▶ Data excerpts:
*****
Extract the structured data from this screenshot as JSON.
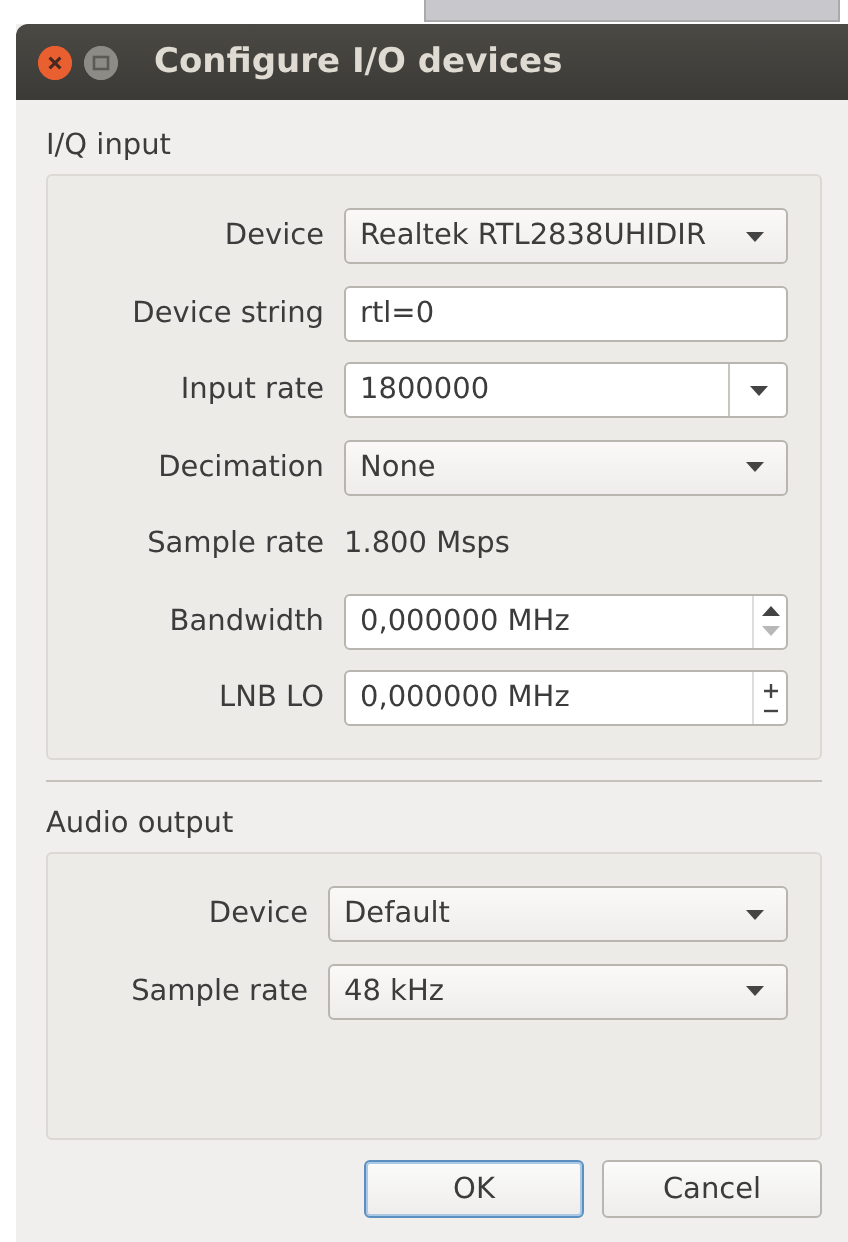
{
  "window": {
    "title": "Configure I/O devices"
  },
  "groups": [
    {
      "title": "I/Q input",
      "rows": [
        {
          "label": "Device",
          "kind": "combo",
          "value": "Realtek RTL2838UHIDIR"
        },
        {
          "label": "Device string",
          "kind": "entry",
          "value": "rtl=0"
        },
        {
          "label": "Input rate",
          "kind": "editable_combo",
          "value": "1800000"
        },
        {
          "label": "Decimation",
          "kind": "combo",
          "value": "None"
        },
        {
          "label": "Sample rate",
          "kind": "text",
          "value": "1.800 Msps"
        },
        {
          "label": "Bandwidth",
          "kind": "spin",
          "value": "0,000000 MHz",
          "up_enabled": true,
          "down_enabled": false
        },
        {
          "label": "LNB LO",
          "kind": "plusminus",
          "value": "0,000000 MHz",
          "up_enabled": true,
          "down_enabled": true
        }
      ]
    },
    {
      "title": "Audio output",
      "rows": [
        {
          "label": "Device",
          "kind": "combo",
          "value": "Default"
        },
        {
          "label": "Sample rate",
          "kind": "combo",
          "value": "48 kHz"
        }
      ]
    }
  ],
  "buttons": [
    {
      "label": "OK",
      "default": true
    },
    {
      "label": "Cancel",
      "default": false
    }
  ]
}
*****
▶ Aim of the exercise: Scan the material above. Copy each line that holds the word "value".

▶ Response:
          "value": "Realtek RTL2838UHIDIR"
          "value": "rtl=0"
          "value": "1800000"
          "value": "None"
          "value": "1.800 Msps"
          "value": "0,000000 MHz",
          "value": "0,000000 MHz",
          "value": "Default"
          "value": "48 kHz"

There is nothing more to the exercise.